WHAT TO WORK ON = List each line of the data that holds the string "SDTVAR".

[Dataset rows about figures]
★ ★ ★ ★ ★
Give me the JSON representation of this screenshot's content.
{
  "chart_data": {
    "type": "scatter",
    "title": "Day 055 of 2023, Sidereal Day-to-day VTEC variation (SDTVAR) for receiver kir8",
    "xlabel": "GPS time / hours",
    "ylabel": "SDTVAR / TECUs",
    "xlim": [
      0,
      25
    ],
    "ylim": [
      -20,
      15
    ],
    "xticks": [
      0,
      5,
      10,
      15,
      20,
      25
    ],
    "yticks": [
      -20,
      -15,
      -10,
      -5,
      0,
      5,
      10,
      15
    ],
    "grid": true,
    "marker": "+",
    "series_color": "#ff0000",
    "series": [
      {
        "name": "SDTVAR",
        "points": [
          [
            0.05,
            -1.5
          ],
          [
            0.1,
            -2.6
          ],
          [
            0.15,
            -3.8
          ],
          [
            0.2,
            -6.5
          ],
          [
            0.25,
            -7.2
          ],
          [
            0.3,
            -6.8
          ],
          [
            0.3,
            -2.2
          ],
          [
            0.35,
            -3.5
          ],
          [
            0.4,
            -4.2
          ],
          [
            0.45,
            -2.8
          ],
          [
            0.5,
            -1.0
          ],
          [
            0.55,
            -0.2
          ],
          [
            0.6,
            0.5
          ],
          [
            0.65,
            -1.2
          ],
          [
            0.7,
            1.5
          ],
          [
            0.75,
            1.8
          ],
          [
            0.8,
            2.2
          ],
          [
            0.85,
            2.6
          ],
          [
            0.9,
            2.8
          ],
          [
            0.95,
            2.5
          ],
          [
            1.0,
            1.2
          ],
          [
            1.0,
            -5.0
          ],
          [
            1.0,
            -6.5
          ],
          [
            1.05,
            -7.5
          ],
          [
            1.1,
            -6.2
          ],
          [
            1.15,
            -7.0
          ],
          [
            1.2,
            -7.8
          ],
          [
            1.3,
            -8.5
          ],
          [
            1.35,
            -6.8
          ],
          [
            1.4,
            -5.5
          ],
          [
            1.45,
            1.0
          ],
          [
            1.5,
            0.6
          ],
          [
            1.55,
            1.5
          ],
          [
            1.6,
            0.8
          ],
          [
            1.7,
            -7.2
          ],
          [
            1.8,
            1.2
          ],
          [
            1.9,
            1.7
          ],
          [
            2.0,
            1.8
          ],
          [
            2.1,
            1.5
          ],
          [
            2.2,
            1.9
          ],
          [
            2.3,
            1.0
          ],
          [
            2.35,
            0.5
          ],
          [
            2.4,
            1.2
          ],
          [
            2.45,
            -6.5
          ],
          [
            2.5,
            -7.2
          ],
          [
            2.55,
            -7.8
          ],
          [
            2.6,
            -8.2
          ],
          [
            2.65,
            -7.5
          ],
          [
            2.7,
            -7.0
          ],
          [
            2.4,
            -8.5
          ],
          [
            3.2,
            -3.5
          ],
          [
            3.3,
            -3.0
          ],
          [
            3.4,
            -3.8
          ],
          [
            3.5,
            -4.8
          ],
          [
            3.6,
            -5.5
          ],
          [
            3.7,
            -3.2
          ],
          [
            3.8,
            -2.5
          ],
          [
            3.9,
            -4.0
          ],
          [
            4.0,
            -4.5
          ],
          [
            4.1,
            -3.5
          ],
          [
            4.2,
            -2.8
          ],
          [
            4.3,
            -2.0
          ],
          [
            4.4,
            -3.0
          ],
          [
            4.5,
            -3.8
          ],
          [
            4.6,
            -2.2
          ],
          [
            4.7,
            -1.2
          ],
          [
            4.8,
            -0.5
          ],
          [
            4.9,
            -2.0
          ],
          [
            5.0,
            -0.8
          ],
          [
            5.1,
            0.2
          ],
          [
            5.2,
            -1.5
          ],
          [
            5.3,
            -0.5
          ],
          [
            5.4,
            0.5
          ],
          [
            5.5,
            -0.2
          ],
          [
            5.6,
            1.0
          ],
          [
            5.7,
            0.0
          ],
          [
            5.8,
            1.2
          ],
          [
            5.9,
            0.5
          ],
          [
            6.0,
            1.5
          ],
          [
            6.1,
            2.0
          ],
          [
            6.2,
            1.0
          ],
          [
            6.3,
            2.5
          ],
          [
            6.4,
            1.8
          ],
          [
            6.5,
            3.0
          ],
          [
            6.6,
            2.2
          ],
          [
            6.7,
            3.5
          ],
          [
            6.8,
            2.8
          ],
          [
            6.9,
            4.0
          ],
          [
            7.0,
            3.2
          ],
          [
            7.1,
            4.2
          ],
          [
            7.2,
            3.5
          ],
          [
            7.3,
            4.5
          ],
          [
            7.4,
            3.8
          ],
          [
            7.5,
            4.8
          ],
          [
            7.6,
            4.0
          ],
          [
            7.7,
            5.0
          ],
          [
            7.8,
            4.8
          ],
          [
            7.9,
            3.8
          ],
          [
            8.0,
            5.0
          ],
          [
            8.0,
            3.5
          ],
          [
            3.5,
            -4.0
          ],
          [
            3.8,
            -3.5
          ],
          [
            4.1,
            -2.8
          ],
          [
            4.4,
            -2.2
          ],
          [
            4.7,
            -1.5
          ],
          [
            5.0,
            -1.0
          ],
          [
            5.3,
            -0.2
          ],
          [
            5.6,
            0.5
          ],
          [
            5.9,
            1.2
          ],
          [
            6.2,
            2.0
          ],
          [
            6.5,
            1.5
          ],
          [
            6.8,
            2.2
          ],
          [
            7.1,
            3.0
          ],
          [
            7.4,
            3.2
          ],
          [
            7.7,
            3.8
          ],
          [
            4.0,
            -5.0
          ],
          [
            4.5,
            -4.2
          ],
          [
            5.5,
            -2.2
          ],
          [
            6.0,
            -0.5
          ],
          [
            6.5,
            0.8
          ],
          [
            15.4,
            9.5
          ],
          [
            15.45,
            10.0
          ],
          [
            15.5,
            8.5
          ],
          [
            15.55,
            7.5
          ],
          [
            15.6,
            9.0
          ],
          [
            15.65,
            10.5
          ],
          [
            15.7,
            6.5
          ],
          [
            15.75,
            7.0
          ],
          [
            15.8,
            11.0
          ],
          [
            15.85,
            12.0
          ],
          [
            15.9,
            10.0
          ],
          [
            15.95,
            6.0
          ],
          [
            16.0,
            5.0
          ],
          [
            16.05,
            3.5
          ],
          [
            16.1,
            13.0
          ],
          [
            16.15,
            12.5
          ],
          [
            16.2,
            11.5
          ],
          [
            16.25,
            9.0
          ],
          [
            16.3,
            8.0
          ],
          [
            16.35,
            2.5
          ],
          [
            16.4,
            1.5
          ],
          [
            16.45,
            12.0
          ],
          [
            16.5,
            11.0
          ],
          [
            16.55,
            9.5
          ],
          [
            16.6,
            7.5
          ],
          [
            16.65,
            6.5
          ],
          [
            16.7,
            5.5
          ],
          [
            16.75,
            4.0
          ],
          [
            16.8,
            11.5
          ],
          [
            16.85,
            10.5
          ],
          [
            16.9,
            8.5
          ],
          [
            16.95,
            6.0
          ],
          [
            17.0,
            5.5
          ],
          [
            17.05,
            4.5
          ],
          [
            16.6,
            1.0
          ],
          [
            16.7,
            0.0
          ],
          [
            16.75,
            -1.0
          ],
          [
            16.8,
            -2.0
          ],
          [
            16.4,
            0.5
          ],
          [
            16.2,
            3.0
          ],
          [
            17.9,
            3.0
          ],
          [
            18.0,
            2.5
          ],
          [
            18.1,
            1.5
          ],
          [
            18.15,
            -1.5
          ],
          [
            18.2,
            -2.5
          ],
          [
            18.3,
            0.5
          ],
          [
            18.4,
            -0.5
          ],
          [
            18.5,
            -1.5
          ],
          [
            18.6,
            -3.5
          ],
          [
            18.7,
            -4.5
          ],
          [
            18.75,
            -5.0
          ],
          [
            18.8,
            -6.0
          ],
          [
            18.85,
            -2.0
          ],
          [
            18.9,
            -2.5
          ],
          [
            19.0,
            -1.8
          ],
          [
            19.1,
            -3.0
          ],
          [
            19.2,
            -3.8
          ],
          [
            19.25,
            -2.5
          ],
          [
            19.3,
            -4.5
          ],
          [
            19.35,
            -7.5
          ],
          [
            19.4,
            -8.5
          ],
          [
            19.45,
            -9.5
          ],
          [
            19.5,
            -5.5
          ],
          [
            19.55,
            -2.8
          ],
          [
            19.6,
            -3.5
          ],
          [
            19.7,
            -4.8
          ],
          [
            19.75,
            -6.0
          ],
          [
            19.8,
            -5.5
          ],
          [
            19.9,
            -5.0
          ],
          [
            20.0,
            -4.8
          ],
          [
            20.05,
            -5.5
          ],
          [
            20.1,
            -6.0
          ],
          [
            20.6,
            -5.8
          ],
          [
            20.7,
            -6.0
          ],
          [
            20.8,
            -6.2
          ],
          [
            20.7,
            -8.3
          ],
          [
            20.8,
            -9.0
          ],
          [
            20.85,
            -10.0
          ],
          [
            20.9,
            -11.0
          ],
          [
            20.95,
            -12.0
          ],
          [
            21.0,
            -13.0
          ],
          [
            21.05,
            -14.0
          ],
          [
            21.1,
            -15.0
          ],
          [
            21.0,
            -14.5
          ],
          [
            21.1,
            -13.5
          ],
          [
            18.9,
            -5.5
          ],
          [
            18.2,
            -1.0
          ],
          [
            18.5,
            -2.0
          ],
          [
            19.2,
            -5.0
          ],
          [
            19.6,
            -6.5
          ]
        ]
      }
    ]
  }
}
★ ★ ★ ★ ★
SOLUTION TO THIS EXERCISE =
    "title": "Day 055 of 2023, Sidereal Day-to-day VTEC variation (SDTVAR) for receiver kir8",
    "ylabel": "SDTVAR / TECUs",
        "name": "SDTVAR",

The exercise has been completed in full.